### Problem details:
Look for the string "feature" and copy every line that has it.

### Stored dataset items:
——
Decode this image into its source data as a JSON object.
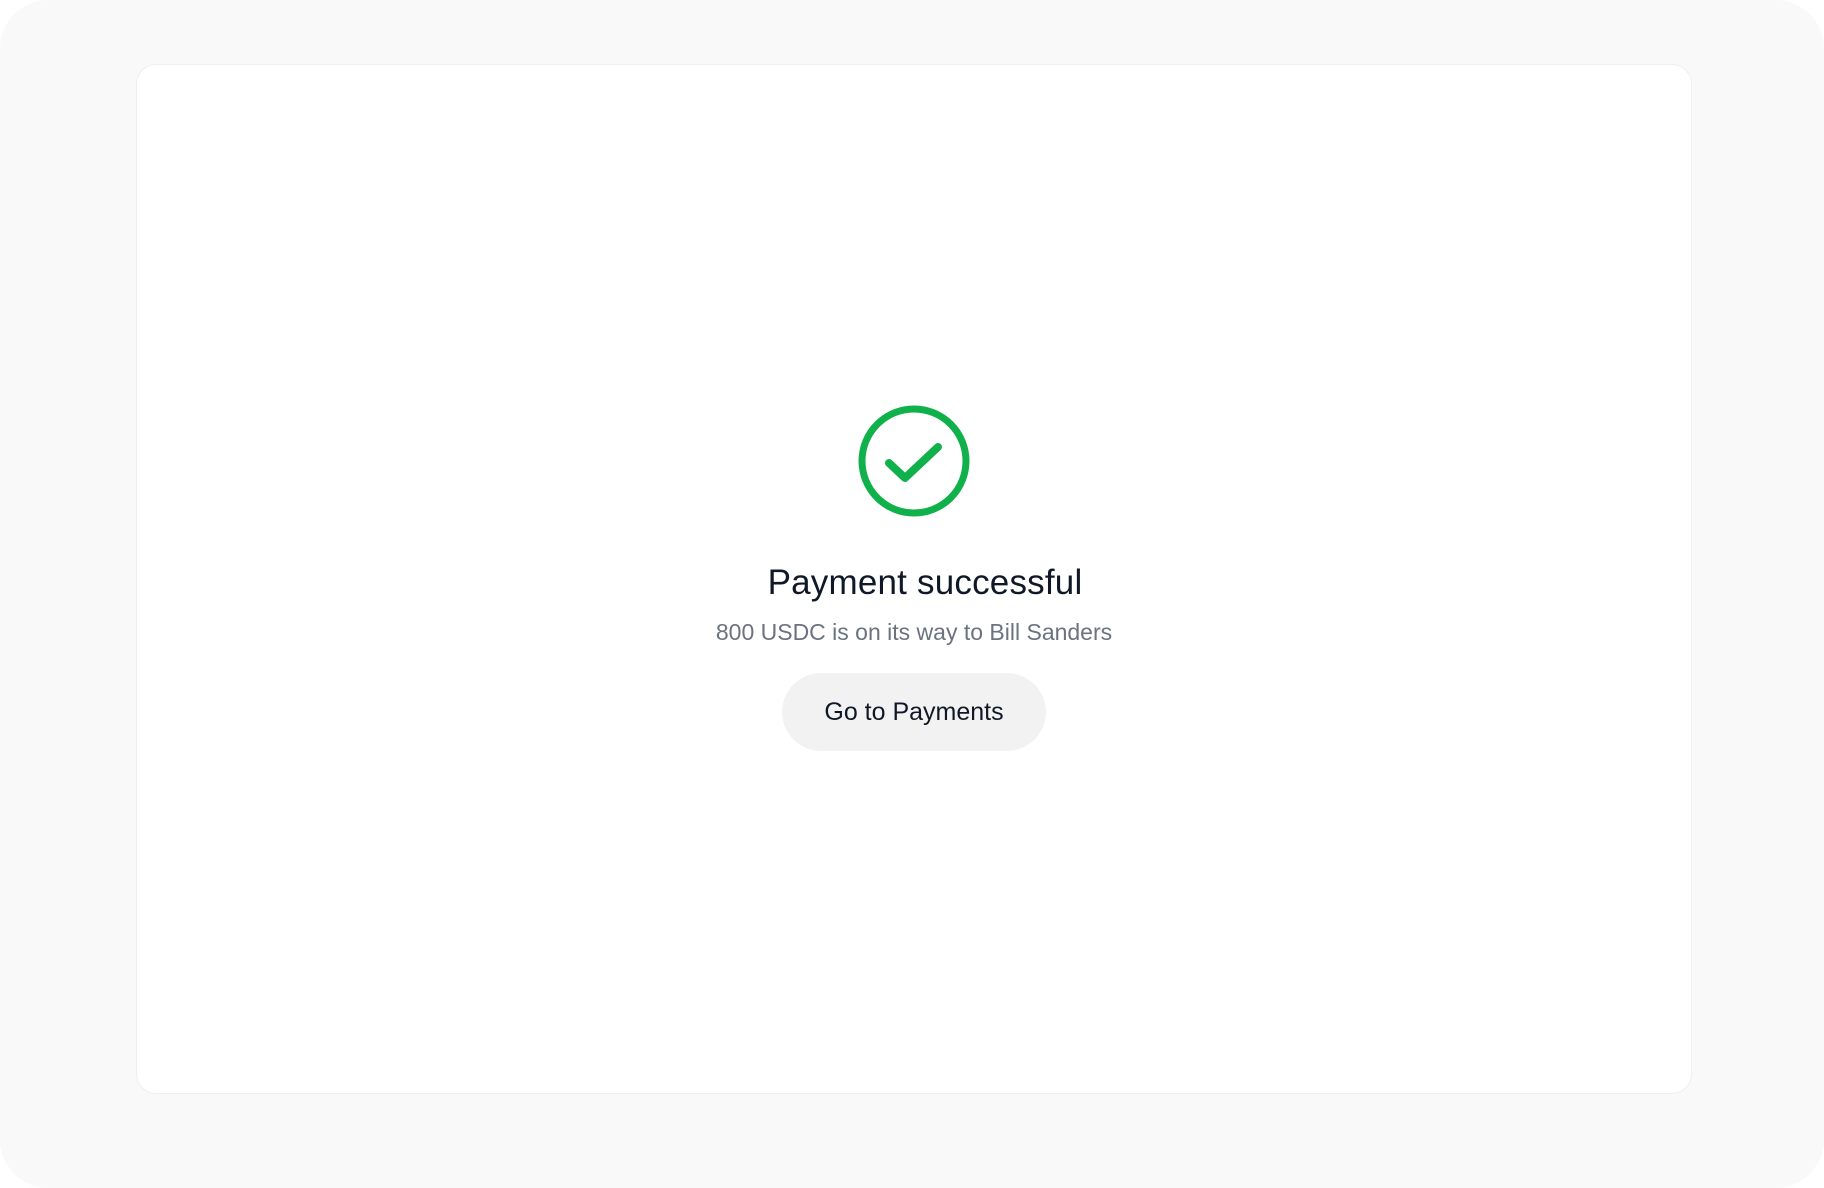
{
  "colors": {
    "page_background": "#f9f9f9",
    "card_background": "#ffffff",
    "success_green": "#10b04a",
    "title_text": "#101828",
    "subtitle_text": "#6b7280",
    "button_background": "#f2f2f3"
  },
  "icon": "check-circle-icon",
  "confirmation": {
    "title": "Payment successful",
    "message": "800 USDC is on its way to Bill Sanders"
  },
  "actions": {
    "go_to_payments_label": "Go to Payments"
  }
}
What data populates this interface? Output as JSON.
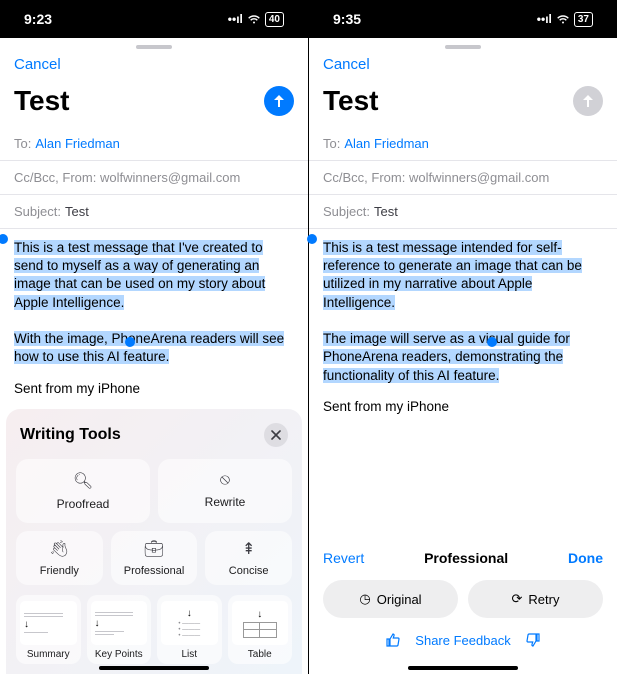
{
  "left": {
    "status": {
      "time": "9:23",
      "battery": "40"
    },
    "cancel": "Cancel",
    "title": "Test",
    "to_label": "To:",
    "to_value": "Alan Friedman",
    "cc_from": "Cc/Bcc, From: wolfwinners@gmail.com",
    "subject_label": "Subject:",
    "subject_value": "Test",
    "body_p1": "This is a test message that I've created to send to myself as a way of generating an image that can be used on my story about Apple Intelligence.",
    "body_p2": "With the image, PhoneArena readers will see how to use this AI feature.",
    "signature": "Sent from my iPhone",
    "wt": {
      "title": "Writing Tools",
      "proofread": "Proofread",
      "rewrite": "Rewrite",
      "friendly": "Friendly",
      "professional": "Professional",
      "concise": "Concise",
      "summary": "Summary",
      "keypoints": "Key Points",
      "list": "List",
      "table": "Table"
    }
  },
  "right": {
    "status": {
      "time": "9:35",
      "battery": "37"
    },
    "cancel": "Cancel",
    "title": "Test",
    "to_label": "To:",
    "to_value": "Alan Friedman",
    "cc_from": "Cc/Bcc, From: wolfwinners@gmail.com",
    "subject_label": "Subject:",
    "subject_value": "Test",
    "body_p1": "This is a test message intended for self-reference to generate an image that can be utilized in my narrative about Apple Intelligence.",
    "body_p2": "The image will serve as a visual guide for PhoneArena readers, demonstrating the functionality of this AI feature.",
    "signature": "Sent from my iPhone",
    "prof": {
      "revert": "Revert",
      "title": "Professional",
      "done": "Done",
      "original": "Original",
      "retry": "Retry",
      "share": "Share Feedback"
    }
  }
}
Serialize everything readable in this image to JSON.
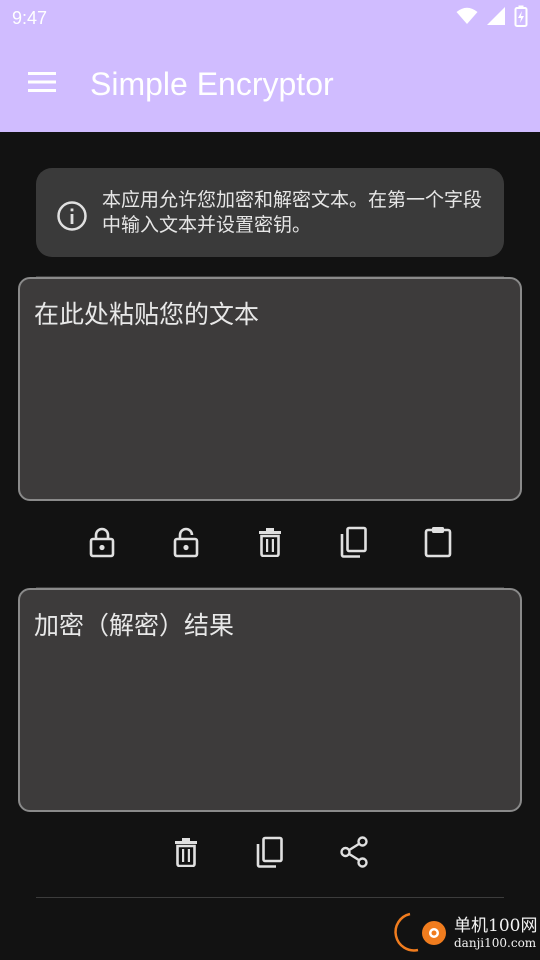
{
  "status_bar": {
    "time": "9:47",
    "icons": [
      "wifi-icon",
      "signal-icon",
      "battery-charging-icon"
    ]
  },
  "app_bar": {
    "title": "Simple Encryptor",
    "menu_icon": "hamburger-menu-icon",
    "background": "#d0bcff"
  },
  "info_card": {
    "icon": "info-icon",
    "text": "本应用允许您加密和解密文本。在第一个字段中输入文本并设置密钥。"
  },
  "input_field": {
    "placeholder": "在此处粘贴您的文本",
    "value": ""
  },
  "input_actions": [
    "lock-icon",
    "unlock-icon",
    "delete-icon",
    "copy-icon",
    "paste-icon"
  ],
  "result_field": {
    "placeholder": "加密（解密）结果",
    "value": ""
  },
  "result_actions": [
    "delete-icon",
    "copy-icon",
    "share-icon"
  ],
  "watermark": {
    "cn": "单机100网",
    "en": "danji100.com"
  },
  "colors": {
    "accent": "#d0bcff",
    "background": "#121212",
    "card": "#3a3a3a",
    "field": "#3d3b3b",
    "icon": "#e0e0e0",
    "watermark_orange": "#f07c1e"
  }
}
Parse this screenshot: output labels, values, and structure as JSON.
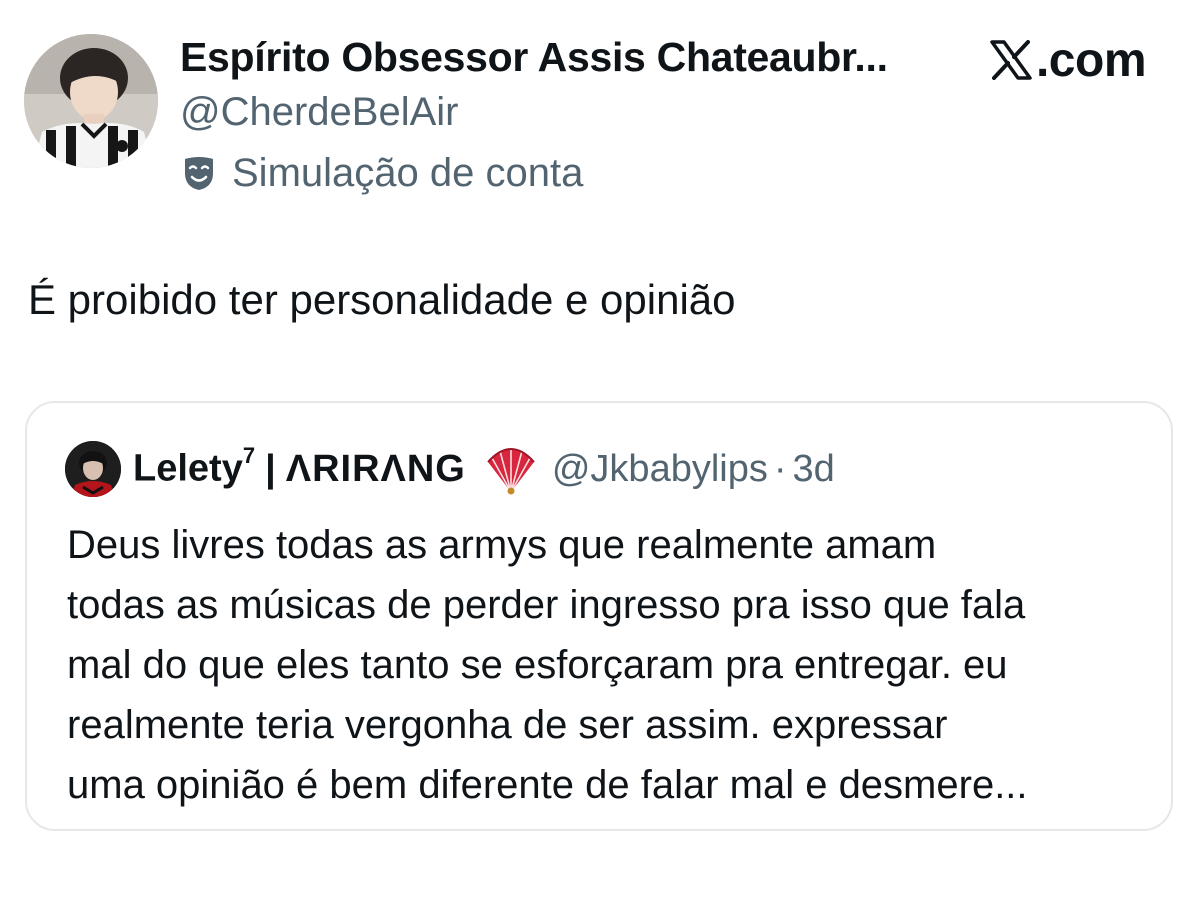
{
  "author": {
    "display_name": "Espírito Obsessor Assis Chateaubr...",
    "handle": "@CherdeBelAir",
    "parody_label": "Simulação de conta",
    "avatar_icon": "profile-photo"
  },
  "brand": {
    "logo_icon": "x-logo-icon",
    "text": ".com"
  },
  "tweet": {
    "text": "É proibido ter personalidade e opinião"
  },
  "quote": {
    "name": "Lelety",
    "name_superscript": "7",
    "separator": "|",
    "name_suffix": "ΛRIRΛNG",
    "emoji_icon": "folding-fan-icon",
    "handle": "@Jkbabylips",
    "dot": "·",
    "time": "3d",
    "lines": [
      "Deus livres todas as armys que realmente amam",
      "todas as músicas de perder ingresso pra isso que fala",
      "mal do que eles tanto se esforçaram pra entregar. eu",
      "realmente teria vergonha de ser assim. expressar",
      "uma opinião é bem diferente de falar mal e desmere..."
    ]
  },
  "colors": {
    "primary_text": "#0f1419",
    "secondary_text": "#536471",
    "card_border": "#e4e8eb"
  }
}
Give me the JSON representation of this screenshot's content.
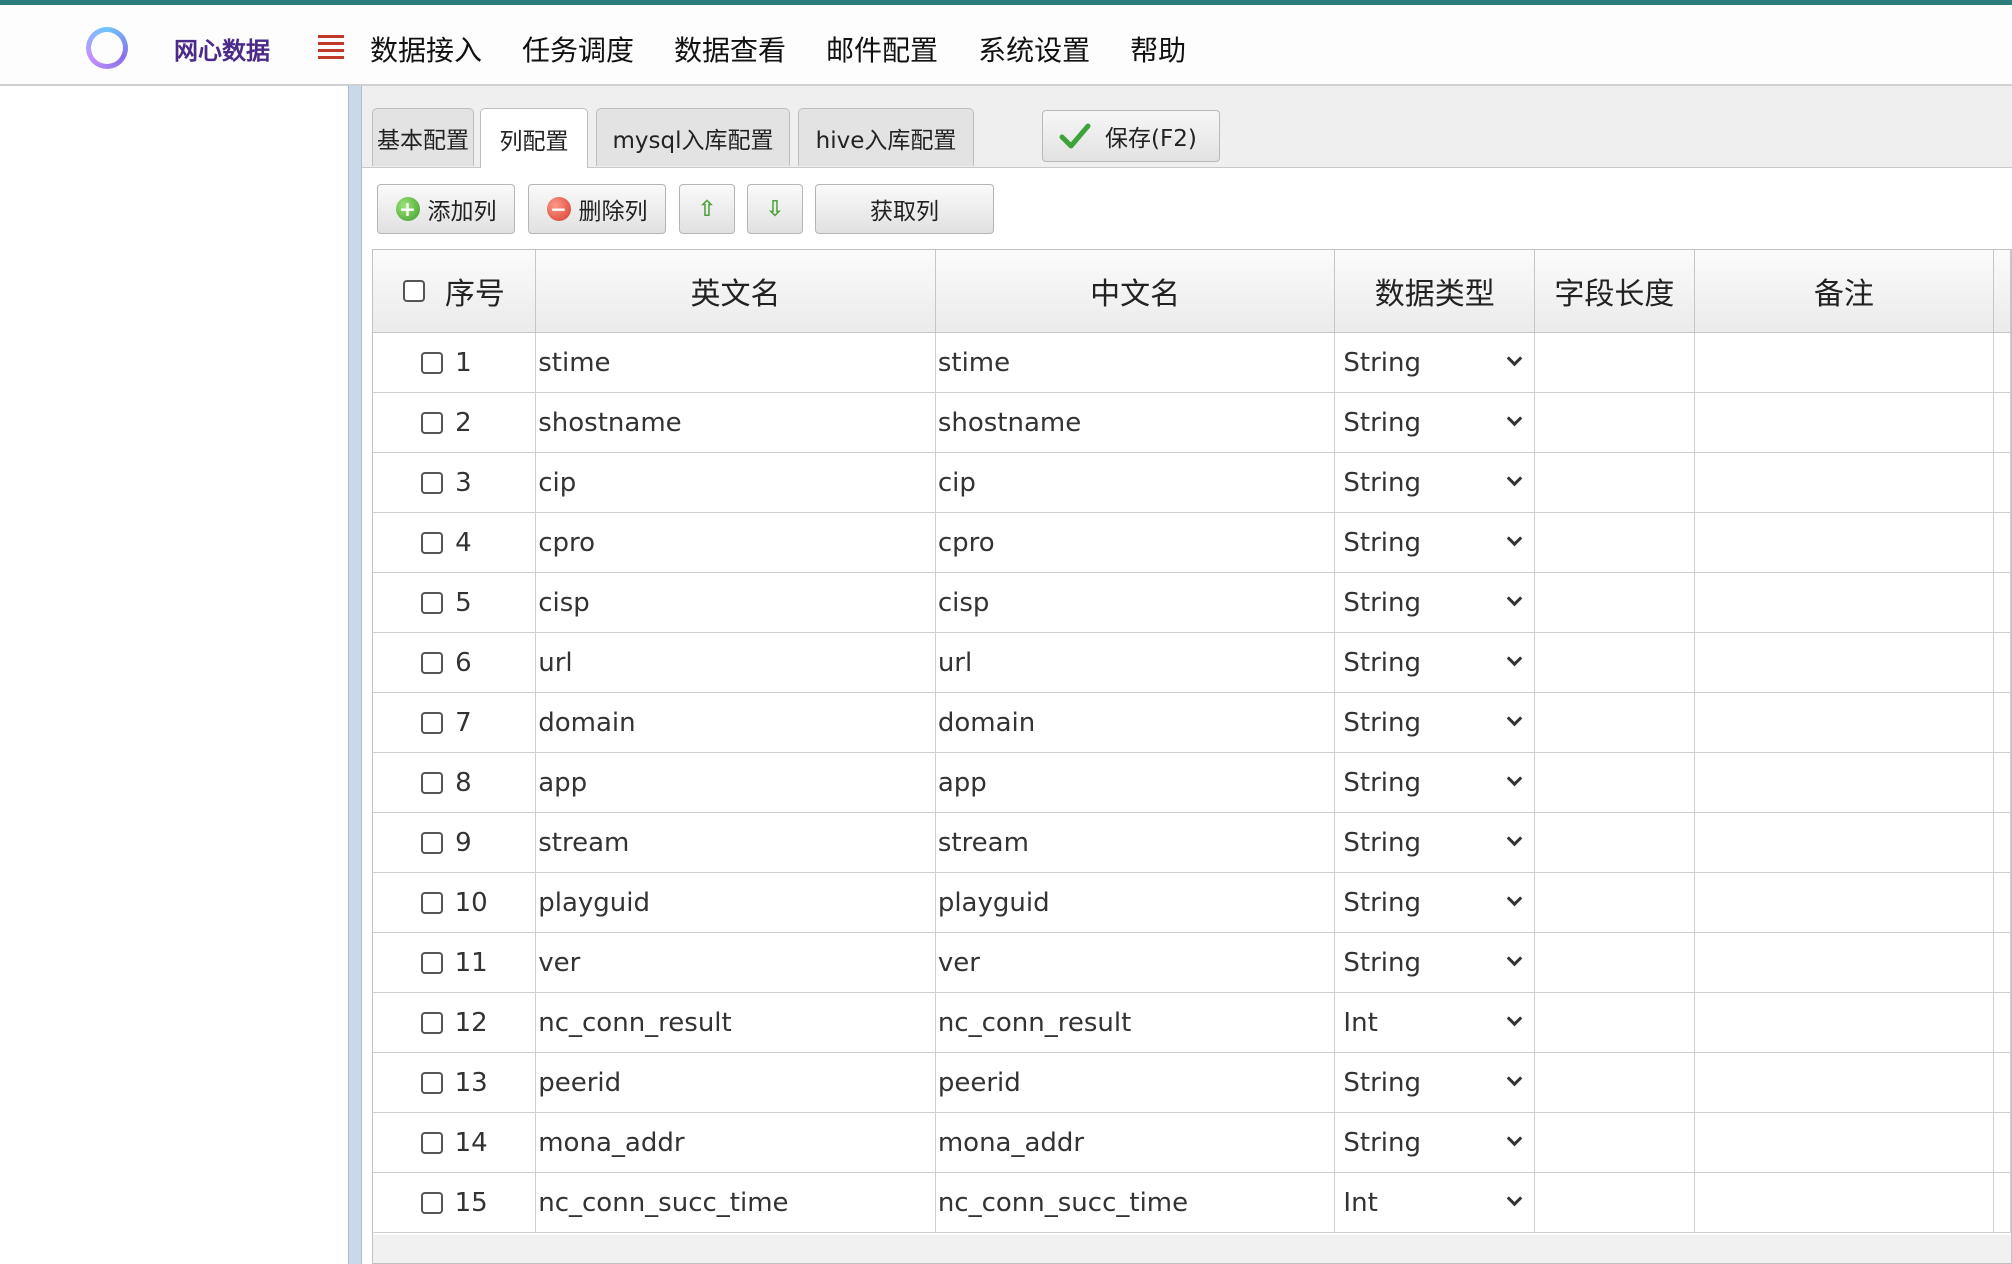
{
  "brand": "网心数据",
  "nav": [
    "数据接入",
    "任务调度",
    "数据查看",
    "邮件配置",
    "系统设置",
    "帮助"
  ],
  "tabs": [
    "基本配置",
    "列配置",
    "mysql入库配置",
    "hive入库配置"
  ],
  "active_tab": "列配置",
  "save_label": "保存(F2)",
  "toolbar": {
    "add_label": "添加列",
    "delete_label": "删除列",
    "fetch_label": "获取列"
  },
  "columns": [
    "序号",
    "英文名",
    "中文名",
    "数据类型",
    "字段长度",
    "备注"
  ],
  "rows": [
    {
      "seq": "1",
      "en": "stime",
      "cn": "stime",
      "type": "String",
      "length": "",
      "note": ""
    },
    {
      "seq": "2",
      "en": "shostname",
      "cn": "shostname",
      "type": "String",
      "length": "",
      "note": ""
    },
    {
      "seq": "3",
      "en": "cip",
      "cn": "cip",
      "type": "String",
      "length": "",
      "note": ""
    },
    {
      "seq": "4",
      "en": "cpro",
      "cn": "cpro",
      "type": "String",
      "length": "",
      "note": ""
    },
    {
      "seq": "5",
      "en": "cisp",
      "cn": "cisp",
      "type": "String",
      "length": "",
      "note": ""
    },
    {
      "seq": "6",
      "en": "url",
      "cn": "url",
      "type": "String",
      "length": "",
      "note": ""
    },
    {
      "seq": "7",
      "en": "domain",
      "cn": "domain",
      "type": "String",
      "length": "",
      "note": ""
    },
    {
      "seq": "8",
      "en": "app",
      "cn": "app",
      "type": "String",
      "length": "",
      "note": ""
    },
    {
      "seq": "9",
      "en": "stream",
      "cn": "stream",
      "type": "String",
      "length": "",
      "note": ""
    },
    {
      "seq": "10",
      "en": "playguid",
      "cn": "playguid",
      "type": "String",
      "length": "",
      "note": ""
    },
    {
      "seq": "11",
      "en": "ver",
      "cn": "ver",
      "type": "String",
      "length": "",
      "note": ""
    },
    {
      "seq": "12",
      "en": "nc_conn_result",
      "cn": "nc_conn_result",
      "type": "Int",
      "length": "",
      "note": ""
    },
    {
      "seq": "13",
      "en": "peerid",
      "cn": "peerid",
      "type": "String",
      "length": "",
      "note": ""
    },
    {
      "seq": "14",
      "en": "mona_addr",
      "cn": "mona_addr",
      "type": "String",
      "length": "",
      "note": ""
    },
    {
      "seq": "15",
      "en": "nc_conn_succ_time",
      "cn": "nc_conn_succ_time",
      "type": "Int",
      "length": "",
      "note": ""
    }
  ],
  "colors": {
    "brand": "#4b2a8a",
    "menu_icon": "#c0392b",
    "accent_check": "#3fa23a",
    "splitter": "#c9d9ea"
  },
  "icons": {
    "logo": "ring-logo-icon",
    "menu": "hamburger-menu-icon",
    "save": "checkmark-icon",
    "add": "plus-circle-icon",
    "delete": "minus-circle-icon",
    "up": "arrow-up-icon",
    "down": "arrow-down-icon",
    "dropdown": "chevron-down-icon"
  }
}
——
### Exercise output:
    "body_p2": "With the image, PhoneArena readers will see how to use this AI feature.",
    "body_p2": "The image will serve as a visual guide for PhoneArena readers, demonstrating the functionality of this AI feature.",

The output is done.